Records from a collection:
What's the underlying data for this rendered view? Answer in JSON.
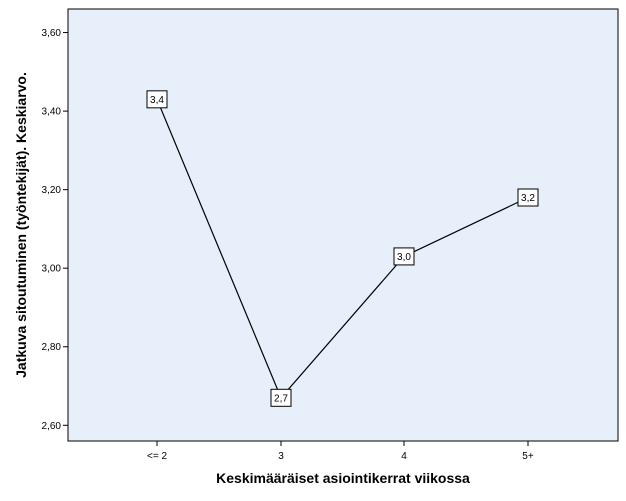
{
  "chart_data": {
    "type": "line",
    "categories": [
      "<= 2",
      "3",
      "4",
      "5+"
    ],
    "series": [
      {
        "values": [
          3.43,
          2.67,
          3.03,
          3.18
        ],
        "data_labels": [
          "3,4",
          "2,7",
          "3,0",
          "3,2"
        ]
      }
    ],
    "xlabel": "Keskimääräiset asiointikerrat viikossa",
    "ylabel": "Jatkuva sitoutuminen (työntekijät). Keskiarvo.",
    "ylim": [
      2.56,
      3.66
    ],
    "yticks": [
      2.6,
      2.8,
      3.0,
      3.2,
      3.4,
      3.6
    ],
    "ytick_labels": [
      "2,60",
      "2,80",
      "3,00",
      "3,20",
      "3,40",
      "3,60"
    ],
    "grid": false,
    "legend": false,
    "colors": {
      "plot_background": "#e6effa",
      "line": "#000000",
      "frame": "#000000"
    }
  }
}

- **TASK STATEMENT**:
Print the entries above exactly, taking out only the pictures.

- **EXERCISE RESULT**:
What's the underlying data for this rendered view? Answer in JSON.
{
  "chart_data": {
    "type": "line",
    "categories": [
      "<= 2",
      "3",
      "4",
      "5+"
    ],
    "series": [
      {
        "values": [
          3.43,
          2.67,
          3.03,
          3.18
        ],
        "data_labels": [
          "3,4",
          "2,7",
          "3,0",
          "3,2"
        ]
      }
    ],
    "xlabel": "Keskimääräiset asiointikerrat viikossa",
    "ylabel": "Jatkuva sitoutuminen (työntekijät). Keskiarvo.",
    "ylim": [
      2.56,
      3.66
    ],
    "yticks": [
      2.6,
      2.8,
      3.0,
      3.2,
      3.4,
      3.6
    ],
    "ytick_labels": [
      "2,60",
      "2,80",
      "3,00",
      "3,20",
      "3,40",
      "3,60"
    ],
    "grid": false,
    "legend": false,
    "colors": {
      "plot_background": "#e6effa",
      "line": "#000000",
      "frame": "#000000"
    }
  }
}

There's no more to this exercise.